⟨

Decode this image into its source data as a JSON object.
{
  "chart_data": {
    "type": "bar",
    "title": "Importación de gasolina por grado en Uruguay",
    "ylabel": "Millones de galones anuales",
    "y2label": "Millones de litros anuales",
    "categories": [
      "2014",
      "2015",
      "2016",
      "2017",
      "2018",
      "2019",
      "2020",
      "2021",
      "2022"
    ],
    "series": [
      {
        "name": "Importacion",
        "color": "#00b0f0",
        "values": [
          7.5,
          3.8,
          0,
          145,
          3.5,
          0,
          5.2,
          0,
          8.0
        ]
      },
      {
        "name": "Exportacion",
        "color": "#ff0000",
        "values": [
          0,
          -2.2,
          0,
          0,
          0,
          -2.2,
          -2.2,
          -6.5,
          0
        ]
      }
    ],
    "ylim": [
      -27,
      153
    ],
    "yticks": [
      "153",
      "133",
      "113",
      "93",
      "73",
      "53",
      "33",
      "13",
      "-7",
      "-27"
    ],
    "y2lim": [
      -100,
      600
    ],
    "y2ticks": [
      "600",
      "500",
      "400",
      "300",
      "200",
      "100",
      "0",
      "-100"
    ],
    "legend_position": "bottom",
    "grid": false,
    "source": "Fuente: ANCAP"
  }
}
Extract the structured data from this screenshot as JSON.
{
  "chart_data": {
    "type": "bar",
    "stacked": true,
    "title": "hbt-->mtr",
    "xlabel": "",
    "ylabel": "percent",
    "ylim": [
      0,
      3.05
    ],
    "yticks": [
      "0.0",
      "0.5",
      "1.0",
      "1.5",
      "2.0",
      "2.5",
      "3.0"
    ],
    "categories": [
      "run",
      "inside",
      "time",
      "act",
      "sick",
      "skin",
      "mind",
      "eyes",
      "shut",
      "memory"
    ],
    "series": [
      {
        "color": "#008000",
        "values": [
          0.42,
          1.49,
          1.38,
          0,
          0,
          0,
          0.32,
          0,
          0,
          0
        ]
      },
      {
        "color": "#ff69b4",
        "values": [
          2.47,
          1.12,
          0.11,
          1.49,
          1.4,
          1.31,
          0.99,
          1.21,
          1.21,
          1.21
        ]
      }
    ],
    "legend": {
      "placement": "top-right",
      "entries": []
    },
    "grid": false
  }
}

⟩

▶ DIRECTIONS FOR THIS TASK:
Spot every line that holds "anuales" and copy it.

▶ SOLVED EXERCISE:
    "ylabel": "Millones de galones anuales",
    "y2label": "Millones de litros anuales",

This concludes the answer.